— Begin Provided entries —
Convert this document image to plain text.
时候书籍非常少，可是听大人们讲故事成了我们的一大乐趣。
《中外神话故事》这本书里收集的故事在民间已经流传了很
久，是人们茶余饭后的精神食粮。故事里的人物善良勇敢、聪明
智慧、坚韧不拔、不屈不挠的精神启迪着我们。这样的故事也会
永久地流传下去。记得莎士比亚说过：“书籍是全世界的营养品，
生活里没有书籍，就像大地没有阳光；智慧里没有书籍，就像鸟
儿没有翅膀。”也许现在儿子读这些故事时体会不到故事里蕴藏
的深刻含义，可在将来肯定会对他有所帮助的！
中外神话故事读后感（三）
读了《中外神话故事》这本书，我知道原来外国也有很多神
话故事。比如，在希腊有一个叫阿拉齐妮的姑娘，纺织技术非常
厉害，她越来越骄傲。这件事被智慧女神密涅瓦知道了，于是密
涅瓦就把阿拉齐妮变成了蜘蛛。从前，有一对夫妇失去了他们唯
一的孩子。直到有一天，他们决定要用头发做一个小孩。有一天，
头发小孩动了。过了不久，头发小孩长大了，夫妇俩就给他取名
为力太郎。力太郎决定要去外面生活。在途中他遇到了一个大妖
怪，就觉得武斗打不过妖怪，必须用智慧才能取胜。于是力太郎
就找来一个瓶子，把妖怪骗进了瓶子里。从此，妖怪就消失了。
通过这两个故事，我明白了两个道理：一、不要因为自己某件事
— End Provided entries —
Quote all the records exactly, please, leaving none out.

• _Task result_
Convert this document image to plain text.
时候书籍非常少，可是听大人们讲故事成了我们的一大乐趣。
《中外神话故事》这本书里收集的故事在民间已经流传了很
久，是人们茶余饭后的精神食粮。故事里的人物善良勇敢、聪明
智慧、坚韧不拔、不屈不挠的精神启迪着我们。这样的故事也会
永久地流传下去。记得莎士比亚说过：“书籍是全世界的营养品，
生活里没有书籍，就像大地没有阳光；智慧里没有书籍，就像鸟
儿没有翅膀。”也许现在儿子读这些故事时体会不到故事里蕴藏
的深刻含义，可在将来肯定会对他有所帮助的！
中外神话故事读后感（三）
读了《中外神话故事》这本书，我知道原来外国也有很多神
话故事。比如，在希腊有一个叫阿拉齐妮的姑娘，纺织技术非常
厉害，她越来越骄傲。这件事被智慧女神密涅瓦知道了，于是密
涅瓦就把阿拉齐妮变成了蜘蛛。从前，有一对夫妇失去了他们唯
一的孩子。直到有一天，他们决定要用头发做一个小孩。有一天，
头发小孩动了。过了不久，头发小孩长大了，夫妇俩就给他取名
为力太郎。力太郎决定要去外面生活。在途中他遇到了一个大妖
怪，就觉得武斗打不过妖怪，必须用智慧才能取胜。于是力太郎
就找来一个瓶子，把妖怪骗进了瓶子里。从此，妖怪就消失了。
通过这两个故事，我明白了两个道理：一、不要因为自己某件事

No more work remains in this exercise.